Wuthering Heights

This book was given to me by a friend, and I am so thankful for it! A book is the universal and best gift one could ever ask for, especially me.

On starting Wuthering Heights I was surprised at how different it was from other Victorian novels I have read. Everything was dark, gloomy, cold, lonely, and overly pessimistic. But as I read on, I realized that this was its charm — this is what made this book wonderful, the fact that it was different.

However, deep inside my mind, I still expected Heathcliff to suddenly turn into a gentle prince on a white stallion and propose to Catherine, leaving everybody staring in awe.
Turns out he was better, because he was … real? A real and dark, tragic hero of love? Or simply a scoundrel?

“…he couldn’t love as much in eighty years, as I could in a day.” -Heathcliff

“I have not broken your heart— you have broken it — and in breaking it, you have broken mine.” -Heathcliff

During the first chapter of the second volume, I changed my mind about Heathcliff. I saw him in a different light, I saw his eternal love for Catherine, even if so destructing. She, however, was much despised by me, for she ruined her own life, as well as Heathcliff’s, Edgar’s, and perhaps, Isabella’s. Towards the end of the novel, I realised that Edgar and young Catherine were pleasant characters. And as I read on, I started liking Mrs. Dean and Hareton (being extremely satisfied with how Emily Bronte resolved the story).

* Set task a *
Copy the passage of the Wuthering Heights review from "Turns out he" to "resolved the story)." word for word.

* Entries supplied *
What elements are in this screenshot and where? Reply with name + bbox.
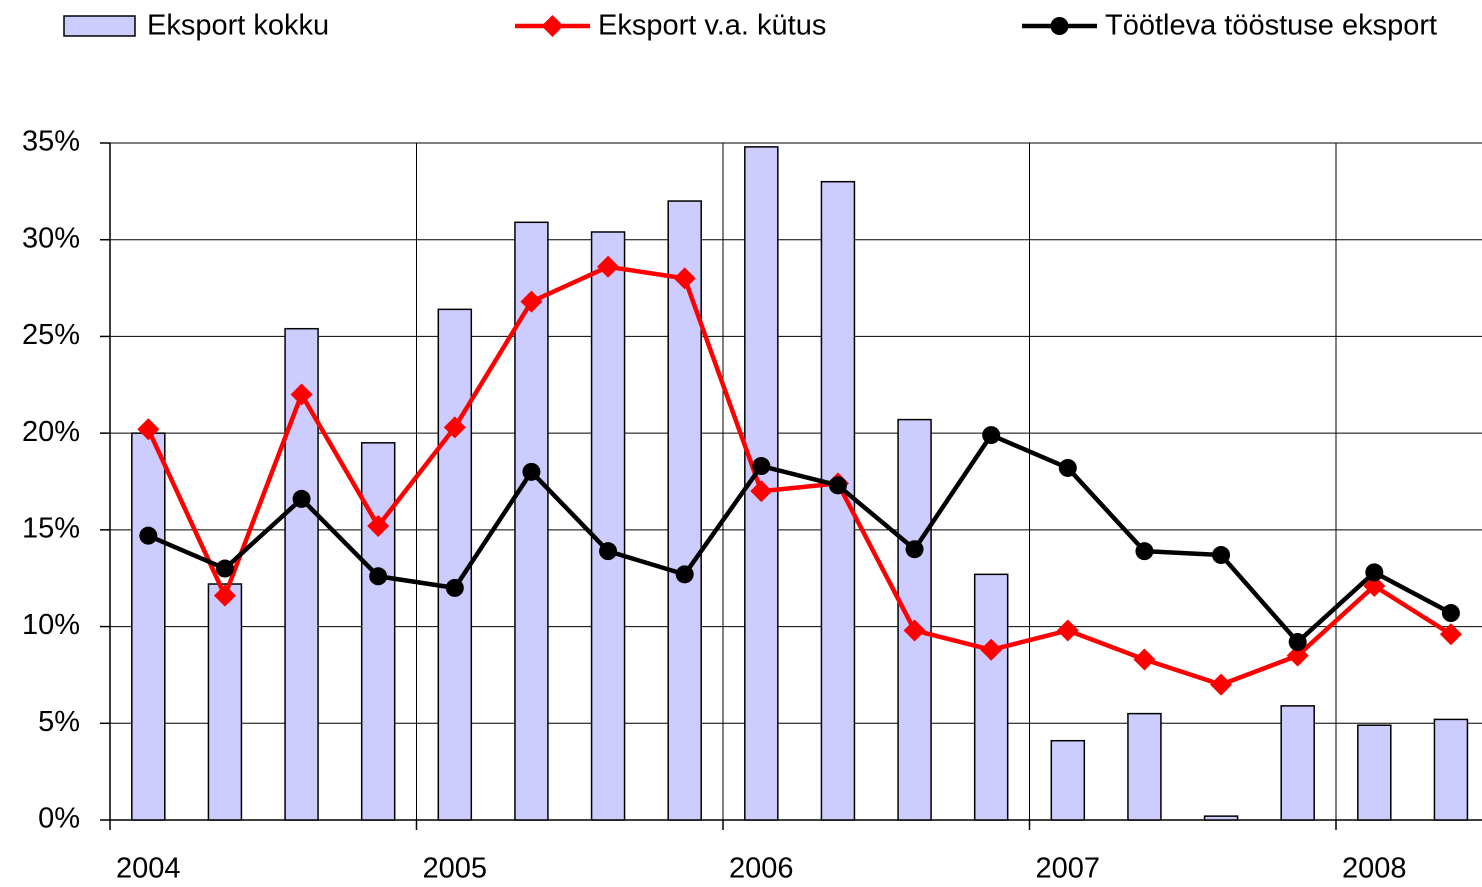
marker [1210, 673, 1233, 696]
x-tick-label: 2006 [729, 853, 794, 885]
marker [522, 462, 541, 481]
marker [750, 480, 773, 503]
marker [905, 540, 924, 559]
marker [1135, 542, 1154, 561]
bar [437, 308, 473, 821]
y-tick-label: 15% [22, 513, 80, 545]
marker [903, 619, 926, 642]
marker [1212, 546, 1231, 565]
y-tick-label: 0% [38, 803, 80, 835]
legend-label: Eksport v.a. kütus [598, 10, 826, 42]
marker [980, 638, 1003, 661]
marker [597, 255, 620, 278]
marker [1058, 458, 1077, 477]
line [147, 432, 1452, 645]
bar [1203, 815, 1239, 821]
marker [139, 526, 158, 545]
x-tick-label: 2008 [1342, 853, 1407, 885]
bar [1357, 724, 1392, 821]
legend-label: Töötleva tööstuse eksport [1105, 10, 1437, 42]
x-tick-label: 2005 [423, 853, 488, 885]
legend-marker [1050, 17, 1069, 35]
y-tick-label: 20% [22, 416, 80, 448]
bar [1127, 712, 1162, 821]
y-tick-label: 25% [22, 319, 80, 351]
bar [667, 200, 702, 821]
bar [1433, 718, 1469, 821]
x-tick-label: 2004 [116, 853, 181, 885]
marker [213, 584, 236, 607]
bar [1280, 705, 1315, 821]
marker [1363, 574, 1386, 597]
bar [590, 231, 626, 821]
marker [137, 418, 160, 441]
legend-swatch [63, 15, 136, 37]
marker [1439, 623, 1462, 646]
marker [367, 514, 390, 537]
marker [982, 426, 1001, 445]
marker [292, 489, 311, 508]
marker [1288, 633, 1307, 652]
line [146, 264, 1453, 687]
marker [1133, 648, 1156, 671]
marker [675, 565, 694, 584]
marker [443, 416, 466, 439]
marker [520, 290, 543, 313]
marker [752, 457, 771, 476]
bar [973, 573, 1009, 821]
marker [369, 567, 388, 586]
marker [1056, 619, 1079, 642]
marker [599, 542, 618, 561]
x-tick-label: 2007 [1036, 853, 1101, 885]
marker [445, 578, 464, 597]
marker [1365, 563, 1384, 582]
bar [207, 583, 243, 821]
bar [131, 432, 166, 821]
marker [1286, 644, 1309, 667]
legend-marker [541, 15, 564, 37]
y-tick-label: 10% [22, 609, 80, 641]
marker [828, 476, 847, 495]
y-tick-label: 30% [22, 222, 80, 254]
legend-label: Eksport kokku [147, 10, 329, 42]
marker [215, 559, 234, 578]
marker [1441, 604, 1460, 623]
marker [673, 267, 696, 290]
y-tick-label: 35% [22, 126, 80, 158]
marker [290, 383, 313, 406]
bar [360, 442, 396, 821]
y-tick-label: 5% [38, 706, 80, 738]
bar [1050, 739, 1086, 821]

* Set task b *
Reproduce the records without any changes, from the line with "marker [1210, 673, 1233, 696]" to the line with "x-tick-label: 2005 [423, 853, 488, 885]", including both of those lines.

* Full response a *
Turns out he was better, because he was … real? A real and dark, tragic hero of love? Or simply a scoundrel?

“…he couldn’t love as much in eighty years, as I could in a day.” -Heathcliff

“I have not broken your heart— you have broken it — and in breaking it, you have broken mine.” -Heathcliff

During the first chapter of the second volume, I changed my mind about Heathcliff. I saw him in a different light, I saw his eternal love for Catherine, even if so destructing. She, however, was much despised by me, for she ruined her own life, as well as Heathcliff’s, Edgar’s, and perhaps, Isabella’s. Towards the end of the novel, I realised that Edgar and young Catherine were pleasant characters. And as I read on, I started liking Mrs. Dean and Hareton (being extremely satisfied with how Emily Bronte resolved the story).

* Full response b *
marker [1210, 673, 1233, 696]
x-tick-label: 2006 [729, 853, 794, 885]
marker [522, 462, 541, 481]
marker [750, 480, 773, 503]
marker [905, 540, 924, 559]
marker [1135, 542, 1154, 561]
bar [437, 308, 473, 821]
y-tick-label: 15% [22, 513, 80, 545]
marker [903, 619, 926, 642]
marker [1212, 546, 1231, 565]
y-tick-label: 0% [38, 803, 80, 835]
legend-label: Eksport v.a. kütus [598, 10, 826, 42]
marker [980, 638, 1003, 661]
marker [597, 255, 620, 278]
marker [1058, 458, 1077, 477]
line [147, 432, 1452, 645]
bar [1203, 815, 1239, 821]
marker [139, 526, 158, 545]
x-tick-label: 2008 [1342, 853, 1407, 885]
bar [1357, 724, 1392, 821]
legend-label: Töötleva tööstuse eksport [1105, 10, 1437, 42]
x-tick-label: 2005 [423, 853, 488, 885]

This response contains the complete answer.